TASK GOAL: Comb the records below for the string "père" and copy each line where it turns up.

MATERIAL FOR THIS TASK:
** START **

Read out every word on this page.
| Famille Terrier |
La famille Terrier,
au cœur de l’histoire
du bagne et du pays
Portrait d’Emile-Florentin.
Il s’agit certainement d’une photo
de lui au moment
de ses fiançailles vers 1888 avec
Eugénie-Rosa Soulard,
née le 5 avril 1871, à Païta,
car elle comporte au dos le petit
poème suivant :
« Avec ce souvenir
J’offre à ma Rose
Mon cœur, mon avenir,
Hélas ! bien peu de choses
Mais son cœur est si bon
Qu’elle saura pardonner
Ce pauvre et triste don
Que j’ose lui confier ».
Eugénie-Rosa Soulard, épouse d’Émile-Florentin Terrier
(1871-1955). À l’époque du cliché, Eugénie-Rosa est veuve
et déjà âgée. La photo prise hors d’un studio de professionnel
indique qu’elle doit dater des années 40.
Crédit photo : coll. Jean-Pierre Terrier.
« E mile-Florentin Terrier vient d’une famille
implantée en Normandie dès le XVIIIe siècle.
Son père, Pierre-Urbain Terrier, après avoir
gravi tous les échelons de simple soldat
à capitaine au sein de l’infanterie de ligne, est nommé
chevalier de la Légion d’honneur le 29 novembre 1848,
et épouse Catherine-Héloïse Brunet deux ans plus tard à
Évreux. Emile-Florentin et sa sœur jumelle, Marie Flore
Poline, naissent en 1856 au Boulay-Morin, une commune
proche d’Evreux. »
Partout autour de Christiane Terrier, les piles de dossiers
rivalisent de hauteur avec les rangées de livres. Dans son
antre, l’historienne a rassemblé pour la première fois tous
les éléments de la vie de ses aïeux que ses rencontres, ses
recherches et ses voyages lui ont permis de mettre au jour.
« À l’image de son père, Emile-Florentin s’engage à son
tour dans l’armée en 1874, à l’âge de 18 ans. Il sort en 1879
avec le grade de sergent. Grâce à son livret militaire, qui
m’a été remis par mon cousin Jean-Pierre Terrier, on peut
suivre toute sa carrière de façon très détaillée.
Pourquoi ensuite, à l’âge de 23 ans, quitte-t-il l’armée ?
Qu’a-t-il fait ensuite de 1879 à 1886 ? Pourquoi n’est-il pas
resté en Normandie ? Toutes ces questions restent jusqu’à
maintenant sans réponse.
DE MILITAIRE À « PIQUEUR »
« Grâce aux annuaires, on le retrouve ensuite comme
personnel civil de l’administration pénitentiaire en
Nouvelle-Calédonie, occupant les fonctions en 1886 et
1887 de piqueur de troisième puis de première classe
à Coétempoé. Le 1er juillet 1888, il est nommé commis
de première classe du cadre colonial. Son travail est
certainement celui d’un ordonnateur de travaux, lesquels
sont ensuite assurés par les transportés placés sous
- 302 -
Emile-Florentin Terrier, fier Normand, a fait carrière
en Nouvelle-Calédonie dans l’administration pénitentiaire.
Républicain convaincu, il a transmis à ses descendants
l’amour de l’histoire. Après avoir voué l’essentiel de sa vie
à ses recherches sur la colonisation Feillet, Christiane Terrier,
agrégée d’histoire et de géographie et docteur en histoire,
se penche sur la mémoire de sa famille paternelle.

** END **

SOLUTION TO THIS PROBLEM:
Son père, Pierre-Urbain Terrier, après avoir
« À l’image de son père, Emile-Florentin s’engage à son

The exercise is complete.